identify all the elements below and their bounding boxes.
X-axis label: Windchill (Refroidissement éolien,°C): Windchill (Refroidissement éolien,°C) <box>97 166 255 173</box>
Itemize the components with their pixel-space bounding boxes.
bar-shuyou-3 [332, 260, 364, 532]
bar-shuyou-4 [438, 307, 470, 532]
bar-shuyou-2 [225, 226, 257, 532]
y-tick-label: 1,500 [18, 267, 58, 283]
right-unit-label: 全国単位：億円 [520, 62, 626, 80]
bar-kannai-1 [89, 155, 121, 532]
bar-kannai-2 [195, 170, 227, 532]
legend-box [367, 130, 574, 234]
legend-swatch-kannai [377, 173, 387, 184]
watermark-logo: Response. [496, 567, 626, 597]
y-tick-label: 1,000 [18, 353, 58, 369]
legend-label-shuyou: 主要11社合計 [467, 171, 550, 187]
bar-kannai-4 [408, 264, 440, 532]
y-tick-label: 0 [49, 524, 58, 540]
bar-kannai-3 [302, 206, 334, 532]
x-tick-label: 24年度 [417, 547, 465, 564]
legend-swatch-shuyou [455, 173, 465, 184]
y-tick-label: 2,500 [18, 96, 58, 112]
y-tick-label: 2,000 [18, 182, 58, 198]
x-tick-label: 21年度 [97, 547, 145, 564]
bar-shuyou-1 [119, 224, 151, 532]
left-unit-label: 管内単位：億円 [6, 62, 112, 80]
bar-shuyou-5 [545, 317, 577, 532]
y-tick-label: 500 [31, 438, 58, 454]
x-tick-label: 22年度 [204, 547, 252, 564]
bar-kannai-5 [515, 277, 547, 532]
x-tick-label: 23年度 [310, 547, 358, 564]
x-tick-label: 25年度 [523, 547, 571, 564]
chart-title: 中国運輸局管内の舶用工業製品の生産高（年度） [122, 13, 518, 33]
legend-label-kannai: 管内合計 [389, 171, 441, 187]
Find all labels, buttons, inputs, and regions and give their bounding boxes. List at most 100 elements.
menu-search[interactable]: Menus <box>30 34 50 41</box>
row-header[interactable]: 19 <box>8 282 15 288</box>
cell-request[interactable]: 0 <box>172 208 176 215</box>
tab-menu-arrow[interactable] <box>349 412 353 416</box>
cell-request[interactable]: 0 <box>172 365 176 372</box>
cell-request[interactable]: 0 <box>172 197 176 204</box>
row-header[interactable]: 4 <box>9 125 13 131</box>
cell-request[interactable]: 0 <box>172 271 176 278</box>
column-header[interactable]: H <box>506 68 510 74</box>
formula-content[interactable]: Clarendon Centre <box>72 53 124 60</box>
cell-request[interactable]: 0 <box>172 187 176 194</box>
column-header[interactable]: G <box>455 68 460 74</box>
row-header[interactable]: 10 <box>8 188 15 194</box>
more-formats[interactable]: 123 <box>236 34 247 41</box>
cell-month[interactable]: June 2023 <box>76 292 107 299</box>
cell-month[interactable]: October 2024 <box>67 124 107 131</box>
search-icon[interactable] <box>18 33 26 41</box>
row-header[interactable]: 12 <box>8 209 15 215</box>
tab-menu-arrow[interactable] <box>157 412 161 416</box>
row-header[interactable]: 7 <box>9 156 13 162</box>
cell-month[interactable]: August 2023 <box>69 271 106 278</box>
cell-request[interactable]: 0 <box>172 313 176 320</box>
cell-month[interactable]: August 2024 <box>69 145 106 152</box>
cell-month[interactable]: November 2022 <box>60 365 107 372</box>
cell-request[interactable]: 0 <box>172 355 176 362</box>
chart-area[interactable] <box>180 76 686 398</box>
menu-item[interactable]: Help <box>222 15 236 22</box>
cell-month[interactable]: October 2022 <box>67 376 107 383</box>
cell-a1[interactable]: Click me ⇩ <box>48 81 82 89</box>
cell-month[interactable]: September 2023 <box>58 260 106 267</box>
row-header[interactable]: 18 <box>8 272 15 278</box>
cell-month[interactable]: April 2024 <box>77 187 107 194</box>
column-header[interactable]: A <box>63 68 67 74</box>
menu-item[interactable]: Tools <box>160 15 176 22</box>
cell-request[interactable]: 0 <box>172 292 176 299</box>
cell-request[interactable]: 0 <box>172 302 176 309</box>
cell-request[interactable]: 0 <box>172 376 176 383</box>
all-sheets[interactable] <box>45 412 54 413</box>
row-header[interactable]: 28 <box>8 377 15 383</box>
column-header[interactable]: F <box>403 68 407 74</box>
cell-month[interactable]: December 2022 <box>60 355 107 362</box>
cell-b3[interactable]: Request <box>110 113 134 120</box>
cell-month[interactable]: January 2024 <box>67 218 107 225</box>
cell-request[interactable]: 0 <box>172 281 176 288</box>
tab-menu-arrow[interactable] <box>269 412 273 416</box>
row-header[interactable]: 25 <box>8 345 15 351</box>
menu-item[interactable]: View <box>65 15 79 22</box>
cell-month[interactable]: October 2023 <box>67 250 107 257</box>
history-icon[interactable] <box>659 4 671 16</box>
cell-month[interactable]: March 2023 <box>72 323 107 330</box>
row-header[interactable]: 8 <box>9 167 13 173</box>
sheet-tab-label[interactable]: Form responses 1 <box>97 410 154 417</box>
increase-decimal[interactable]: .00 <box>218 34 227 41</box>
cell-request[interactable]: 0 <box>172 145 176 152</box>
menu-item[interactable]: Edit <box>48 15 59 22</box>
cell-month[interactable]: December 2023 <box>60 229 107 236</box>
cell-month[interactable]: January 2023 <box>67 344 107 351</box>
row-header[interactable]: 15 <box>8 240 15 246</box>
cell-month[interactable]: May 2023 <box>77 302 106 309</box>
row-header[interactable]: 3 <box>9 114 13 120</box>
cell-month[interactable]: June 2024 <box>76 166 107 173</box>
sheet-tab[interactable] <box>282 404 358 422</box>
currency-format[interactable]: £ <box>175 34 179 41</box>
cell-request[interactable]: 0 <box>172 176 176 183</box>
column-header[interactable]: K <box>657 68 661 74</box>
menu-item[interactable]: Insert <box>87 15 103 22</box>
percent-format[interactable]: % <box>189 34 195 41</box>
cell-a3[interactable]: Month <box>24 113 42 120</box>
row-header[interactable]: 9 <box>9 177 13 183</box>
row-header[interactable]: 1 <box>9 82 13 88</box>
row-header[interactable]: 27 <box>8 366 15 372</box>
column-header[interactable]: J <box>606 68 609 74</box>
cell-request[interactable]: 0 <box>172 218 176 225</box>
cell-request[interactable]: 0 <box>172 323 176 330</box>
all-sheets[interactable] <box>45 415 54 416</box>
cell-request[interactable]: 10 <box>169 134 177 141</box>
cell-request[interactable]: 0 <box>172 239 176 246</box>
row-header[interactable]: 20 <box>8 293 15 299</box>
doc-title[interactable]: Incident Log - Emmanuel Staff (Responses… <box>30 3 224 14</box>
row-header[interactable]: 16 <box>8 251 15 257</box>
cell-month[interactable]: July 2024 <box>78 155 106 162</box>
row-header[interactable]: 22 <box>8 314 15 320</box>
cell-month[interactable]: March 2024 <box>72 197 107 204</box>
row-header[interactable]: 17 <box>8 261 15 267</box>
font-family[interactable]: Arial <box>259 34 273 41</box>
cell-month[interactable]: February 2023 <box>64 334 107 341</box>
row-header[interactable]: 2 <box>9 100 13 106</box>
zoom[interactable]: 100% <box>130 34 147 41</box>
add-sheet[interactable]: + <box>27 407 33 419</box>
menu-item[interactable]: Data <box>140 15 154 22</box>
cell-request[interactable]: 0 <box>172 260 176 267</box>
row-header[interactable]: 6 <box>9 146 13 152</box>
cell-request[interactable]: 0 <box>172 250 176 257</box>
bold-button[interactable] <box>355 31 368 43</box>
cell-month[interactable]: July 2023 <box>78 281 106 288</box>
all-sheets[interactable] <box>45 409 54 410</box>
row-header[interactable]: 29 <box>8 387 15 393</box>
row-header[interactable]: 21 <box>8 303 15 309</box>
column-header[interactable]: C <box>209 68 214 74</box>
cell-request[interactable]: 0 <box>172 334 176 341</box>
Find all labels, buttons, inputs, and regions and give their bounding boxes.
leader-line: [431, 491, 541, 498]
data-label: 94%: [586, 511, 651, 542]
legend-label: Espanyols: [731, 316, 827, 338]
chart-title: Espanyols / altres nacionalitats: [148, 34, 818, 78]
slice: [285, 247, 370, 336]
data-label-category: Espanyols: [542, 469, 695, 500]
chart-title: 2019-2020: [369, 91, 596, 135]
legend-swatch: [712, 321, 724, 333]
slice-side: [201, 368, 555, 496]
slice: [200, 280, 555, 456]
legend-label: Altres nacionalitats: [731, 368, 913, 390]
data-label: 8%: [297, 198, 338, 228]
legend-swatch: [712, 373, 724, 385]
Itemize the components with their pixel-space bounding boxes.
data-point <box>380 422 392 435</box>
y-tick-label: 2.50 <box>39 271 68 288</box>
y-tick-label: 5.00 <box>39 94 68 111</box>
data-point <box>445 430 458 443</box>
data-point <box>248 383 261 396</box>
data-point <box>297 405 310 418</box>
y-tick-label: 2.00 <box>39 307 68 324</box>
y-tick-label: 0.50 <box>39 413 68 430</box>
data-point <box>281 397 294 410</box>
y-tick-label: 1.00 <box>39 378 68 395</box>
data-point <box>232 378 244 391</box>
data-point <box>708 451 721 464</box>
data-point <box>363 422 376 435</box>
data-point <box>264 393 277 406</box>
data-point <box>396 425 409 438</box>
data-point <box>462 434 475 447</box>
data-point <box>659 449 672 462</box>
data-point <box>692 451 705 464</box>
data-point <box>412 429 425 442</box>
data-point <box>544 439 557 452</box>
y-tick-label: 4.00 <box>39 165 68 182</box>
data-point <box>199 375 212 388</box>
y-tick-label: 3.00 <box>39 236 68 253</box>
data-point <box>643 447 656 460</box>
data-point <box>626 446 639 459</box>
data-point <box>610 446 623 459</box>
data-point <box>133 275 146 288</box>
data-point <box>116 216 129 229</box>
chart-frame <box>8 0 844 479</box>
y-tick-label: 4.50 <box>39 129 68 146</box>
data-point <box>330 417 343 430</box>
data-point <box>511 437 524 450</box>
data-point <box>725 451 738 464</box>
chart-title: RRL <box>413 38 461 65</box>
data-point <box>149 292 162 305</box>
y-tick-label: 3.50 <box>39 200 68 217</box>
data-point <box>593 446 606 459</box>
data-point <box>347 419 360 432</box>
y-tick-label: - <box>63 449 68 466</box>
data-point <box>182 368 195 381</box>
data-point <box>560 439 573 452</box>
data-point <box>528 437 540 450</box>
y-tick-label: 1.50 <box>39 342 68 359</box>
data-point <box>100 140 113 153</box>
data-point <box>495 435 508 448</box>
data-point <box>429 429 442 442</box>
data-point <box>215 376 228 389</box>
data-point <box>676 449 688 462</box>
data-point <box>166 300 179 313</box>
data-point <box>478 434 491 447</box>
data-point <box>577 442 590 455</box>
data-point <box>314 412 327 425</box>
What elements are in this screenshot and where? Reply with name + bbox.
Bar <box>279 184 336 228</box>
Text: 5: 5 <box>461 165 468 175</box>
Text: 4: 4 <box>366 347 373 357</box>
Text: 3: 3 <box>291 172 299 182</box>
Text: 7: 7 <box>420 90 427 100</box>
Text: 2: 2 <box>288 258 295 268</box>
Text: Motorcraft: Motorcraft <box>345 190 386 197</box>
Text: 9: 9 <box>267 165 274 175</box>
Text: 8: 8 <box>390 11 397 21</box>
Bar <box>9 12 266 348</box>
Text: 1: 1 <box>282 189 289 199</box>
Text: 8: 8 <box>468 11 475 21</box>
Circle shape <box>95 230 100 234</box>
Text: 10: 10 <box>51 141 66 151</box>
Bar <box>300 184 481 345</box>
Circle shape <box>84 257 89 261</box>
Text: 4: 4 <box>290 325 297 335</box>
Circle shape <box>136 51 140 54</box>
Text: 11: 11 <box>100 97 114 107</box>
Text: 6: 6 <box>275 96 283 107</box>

----

What the exercise asks
Copy the items from the first line through the line with "bar-kannai-2 [195, 170, 227, 532]", changing every "Windchill" to "Wind chill" and keeping everything else the same.

Worked solution
identify all the elements below and their bounding boxes.
X-axis label: Wind chill (Refroidissement éolien,°C): Wind chill (Refroidissement éolien,°C) <box>97 166 255 173</box>
Itemize the components with their pixel-space bounding boxes.
bar-shuyou-3 [332, 260, 364, 532]
bar-shuyou-4 [438, 307, 470, 532]
bar-shuyou-2 [225, 226, 257, 532]
y-tick-label: 1,500 [18, 267, 58, 283]
right-unit-label: 全国単位：億円 [520, 62, 626, 80]
bar-kannai-1 [89, 155, 121, 532]
bar-kannai-2 [195, 170, 227, 532]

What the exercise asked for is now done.